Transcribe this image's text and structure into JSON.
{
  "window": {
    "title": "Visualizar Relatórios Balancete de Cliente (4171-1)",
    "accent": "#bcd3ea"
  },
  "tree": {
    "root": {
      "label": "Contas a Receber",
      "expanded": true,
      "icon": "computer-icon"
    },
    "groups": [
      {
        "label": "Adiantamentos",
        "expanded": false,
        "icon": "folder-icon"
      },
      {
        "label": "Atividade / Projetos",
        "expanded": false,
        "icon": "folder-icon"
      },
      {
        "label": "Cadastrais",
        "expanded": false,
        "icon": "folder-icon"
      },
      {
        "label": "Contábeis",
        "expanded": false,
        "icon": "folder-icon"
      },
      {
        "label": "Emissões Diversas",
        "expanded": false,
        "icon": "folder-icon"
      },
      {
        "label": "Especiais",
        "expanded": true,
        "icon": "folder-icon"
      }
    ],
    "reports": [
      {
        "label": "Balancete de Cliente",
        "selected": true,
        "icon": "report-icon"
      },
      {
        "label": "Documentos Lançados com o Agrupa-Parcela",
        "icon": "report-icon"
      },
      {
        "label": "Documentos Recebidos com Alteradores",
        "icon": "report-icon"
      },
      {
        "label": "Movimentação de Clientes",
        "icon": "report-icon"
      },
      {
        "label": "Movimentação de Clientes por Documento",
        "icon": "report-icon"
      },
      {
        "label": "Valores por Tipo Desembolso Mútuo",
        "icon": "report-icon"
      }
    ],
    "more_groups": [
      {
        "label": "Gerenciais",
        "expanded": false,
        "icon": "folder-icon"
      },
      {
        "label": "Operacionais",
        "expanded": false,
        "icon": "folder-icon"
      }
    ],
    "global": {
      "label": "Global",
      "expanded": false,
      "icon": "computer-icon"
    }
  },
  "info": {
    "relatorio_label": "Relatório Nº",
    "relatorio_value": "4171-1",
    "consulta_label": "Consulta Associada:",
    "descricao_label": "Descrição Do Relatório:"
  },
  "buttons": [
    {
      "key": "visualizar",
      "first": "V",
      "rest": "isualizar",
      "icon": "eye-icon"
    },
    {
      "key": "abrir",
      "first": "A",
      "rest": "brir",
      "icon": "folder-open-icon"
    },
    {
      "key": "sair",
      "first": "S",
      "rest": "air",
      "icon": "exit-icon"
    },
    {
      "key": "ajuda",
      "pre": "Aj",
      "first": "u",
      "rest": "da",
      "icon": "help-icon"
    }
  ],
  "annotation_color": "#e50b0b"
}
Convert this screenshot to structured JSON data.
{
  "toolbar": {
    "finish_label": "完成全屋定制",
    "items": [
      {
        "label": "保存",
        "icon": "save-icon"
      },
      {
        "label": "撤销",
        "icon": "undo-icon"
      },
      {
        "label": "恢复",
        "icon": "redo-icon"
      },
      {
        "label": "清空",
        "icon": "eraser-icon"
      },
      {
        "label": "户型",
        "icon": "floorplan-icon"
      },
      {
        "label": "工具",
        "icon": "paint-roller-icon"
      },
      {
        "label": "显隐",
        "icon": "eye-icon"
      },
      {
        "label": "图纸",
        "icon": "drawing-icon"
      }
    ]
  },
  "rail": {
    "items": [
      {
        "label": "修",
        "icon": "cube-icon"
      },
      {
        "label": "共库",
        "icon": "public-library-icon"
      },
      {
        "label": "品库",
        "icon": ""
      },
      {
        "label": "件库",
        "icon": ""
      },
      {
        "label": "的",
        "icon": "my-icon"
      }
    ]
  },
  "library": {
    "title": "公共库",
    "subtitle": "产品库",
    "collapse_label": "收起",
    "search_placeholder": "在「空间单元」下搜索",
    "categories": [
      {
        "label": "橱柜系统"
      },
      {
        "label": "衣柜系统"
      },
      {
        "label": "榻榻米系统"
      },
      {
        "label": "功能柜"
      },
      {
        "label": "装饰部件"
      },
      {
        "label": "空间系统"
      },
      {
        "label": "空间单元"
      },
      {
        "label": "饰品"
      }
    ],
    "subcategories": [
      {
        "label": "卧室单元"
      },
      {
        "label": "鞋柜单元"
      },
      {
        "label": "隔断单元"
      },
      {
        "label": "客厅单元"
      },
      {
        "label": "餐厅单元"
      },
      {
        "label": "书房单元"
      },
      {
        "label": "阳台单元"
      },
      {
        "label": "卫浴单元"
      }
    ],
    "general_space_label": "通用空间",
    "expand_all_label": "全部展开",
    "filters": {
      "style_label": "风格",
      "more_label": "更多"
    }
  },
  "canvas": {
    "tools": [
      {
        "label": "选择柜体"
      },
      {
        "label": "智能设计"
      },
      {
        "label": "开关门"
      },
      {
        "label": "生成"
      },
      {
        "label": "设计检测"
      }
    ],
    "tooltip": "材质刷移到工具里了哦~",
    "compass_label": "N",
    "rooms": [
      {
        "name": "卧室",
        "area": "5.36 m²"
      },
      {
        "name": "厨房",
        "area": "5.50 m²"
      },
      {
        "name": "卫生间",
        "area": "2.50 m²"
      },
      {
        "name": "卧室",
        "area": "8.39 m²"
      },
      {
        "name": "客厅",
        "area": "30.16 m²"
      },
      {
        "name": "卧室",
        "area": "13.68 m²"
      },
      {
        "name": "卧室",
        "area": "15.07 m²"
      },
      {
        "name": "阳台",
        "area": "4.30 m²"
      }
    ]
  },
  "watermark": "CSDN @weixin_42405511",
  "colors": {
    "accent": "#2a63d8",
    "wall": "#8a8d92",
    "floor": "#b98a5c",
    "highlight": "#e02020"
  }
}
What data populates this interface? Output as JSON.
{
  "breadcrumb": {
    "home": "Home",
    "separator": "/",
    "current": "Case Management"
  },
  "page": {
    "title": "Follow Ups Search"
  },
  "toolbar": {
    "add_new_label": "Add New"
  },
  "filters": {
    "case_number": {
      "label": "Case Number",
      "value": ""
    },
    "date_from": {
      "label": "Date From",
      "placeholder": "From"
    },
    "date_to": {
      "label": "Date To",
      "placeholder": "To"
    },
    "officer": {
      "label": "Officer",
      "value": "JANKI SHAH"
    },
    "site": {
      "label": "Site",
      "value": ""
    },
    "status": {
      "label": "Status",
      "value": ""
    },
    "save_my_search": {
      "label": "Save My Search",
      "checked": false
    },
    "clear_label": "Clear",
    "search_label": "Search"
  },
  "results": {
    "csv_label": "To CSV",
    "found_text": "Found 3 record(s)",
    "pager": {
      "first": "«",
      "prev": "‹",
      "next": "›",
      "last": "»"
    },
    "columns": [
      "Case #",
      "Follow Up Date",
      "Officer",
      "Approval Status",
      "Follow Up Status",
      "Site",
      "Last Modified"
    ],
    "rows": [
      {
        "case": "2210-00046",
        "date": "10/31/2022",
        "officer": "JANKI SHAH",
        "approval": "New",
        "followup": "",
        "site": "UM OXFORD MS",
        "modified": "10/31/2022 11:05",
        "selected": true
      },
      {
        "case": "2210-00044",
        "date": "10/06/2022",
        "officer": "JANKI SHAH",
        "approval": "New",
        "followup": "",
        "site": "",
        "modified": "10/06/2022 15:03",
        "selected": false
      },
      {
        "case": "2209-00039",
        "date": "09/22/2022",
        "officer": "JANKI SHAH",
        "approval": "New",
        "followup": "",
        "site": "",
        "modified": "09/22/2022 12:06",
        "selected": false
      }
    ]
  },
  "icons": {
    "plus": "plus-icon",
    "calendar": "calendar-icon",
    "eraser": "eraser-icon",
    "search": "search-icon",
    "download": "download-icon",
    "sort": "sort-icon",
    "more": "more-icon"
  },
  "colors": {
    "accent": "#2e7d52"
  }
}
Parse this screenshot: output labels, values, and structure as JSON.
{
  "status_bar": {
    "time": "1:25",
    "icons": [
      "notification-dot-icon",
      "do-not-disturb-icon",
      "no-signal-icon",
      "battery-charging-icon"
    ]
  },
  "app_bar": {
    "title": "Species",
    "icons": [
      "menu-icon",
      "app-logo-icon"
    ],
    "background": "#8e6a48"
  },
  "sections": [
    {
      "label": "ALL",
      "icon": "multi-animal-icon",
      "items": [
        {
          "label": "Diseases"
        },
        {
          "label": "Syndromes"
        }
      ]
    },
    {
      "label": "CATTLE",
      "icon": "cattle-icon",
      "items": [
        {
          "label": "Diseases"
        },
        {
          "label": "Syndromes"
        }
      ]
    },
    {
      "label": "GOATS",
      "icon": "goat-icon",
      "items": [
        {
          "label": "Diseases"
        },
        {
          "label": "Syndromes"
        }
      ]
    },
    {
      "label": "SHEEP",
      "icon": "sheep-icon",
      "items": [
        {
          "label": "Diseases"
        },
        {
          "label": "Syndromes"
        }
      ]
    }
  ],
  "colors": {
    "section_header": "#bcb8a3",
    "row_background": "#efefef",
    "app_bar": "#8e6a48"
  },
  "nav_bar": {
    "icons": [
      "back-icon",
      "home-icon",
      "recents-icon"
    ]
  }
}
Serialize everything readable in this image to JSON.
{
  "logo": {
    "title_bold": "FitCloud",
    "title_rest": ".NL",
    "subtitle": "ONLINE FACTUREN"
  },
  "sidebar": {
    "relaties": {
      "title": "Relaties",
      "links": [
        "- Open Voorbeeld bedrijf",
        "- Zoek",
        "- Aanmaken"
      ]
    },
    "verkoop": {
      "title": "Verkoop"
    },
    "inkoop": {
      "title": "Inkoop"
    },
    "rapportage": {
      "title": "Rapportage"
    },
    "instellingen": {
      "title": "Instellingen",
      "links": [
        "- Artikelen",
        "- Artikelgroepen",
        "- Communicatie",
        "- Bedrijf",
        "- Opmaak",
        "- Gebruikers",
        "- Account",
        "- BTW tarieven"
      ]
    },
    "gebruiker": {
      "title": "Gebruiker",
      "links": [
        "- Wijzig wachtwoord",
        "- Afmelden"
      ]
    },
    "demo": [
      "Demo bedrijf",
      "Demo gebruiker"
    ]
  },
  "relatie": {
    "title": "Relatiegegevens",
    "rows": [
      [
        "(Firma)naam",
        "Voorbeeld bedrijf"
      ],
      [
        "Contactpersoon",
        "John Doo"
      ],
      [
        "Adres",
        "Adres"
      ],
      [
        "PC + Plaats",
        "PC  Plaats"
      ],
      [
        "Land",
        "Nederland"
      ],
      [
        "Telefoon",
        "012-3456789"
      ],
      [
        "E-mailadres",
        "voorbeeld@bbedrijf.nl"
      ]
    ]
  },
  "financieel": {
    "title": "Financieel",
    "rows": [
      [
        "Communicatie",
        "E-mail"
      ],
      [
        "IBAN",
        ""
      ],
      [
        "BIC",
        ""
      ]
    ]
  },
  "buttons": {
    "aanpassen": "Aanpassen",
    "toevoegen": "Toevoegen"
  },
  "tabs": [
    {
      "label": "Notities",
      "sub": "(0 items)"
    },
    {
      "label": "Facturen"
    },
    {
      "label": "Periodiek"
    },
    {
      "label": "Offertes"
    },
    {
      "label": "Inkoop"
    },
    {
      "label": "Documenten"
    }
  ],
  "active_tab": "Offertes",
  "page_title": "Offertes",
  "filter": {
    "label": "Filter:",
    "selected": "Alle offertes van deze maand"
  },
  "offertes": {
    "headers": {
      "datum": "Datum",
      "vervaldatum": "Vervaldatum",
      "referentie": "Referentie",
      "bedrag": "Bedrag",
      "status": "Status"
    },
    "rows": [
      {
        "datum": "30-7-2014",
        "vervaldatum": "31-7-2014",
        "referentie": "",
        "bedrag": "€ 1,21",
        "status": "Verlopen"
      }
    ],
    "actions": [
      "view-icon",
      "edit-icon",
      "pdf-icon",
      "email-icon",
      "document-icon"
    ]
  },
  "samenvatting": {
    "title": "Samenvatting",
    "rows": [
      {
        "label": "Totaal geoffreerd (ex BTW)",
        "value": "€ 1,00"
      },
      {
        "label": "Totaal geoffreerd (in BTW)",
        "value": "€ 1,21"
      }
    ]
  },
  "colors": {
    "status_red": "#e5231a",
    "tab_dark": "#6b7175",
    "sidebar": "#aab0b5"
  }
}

**PROBLEM DETAILS**:
Count how many lines contain "Balancete" and give only that count.

**EXPECTED ANSWER**:
2